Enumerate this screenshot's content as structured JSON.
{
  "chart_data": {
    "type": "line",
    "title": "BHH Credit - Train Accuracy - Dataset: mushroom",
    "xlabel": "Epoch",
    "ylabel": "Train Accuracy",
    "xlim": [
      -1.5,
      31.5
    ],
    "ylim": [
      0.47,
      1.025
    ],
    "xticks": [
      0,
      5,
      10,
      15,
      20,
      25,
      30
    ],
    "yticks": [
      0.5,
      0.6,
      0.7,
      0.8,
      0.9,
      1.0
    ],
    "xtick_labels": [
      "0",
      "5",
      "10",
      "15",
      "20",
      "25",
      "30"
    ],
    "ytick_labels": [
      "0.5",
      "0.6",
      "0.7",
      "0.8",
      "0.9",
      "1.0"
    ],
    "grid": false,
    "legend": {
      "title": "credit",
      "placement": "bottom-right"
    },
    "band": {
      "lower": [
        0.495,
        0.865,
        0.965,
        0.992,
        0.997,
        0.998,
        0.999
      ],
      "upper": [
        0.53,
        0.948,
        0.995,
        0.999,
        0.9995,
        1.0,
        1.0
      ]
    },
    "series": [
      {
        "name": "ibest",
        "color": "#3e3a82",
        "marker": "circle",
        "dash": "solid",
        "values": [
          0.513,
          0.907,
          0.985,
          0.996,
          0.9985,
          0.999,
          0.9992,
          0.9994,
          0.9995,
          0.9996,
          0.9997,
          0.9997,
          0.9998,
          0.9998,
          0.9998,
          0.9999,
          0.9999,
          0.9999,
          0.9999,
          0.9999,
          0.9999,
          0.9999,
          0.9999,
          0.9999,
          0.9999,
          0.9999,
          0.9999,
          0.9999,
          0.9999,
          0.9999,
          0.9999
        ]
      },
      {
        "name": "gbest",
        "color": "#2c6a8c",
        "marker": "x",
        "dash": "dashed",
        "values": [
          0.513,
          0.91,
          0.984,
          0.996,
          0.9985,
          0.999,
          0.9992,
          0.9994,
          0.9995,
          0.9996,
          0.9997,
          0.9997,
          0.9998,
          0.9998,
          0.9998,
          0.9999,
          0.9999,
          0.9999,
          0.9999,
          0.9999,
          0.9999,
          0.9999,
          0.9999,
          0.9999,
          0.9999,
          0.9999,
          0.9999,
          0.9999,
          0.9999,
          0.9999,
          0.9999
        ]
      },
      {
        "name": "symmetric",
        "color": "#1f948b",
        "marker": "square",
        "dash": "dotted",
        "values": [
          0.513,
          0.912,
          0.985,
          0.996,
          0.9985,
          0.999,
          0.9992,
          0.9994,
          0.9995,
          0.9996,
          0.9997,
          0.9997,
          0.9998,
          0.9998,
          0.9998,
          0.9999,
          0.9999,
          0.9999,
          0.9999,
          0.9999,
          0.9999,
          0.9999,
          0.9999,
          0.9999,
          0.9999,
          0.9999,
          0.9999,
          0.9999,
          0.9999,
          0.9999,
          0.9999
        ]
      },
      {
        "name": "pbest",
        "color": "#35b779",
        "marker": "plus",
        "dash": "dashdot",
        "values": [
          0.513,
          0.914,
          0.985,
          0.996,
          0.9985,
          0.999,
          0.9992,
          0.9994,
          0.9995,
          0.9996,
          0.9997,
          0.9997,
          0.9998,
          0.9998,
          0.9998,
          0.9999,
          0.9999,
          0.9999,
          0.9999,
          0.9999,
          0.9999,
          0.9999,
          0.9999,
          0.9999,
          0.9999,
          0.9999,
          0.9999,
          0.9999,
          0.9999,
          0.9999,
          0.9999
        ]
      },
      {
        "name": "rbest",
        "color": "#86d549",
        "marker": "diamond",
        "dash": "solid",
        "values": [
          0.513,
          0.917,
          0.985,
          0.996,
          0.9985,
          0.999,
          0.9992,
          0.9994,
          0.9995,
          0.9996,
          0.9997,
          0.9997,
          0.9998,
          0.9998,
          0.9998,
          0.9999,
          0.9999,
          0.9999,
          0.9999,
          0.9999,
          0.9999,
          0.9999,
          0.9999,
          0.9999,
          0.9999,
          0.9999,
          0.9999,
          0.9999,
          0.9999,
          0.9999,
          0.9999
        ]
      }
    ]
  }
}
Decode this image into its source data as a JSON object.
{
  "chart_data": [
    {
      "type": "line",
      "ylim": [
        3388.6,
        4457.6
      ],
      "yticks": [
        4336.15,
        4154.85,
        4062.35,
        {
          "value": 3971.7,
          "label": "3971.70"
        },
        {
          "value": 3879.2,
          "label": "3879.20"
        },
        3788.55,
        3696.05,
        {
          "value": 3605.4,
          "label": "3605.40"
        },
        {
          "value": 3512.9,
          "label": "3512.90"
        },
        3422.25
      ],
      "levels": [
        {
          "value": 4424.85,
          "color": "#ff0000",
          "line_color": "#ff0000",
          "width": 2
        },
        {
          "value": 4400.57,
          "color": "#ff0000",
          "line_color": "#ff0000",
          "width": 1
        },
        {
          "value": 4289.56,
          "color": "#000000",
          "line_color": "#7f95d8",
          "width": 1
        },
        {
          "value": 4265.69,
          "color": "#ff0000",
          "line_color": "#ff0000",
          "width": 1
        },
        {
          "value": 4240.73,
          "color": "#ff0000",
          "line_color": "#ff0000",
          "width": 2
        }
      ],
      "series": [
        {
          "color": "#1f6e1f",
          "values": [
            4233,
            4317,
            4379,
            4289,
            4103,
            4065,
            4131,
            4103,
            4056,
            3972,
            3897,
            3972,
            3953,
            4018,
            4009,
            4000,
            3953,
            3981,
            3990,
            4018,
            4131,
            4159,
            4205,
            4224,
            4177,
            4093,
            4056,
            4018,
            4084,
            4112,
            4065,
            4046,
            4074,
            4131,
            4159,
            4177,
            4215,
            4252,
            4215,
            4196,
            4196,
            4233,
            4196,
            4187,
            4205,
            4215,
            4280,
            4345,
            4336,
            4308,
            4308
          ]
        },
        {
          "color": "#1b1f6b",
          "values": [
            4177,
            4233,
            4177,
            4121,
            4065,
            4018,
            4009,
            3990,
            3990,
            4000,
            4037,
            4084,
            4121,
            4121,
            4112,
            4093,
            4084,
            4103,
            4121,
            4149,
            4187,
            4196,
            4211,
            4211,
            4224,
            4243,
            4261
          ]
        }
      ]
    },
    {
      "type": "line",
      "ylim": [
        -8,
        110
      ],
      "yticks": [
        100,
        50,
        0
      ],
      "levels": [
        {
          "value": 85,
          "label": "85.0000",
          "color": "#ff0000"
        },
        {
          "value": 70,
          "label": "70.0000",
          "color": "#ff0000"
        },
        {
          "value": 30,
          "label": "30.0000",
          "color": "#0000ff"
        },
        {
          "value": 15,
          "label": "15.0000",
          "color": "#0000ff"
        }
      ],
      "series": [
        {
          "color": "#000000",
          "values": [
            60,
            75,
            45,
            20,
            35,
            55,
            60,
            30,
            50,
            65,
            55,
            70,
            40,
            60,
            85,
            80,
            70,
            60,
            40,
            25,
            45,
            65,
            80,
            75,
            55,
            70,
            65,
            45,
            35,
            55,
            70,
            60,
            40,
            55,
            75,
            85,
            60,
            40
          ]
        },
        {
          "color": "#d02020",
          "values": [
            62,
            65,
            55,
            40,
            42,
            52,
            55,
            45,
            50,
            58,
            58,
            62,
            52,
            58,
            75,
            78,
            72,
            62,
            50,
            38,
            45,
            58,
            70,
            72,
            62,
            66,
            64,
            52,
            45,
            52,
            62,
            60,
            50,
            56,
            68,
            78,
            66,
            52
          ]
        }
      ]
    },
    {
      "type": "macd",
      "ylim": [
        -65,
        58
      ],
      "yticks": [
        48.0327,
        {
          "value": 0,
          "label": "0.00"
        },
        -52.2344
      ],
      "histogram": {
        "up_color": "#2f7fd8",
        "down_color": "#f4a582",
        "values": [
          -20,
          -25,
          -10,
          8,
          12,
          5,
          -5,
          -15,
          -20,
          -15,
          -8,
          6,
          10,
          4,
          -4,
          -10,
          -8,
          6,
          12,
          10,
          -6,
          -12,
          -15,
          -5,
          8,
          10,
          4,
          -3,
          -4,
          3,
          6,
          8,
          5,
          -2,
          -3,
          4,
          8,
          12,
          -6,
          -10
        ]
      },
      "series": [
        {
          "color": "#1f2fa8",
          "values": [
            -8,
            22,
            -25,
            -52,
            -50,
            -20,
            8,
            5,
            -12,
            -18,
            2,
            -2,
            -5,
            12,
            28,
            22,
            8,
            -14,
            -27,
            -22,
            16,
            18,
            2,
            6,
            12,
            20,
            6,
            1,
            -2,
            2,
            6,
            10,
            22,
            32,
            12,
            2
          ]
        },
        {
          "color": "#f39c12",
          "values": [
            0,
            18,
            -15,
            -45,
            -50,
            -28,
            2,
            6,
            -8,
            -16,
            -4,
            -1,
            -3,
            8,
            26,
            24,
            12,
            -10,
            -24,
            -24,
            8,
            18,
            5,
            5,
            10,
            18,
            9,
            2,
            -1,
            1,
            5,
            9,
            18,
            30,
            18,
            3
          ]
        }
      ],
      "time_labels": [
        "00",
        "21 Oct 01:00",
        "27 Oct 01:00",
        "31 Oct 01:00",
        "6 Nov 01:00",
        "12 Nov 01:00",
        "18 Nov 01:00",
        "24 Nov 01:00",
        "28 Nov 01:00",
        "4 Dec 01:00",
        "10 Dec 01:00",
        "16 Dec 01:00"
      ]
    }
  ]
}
—————
To be done:
Report all lines of the material that contain the word "dash".

Exercise output:
        "dash": "solid",
        "dash": "dashed",
        "dash": "dotted",
        "dash": "dashdot",
        "dash": "solid",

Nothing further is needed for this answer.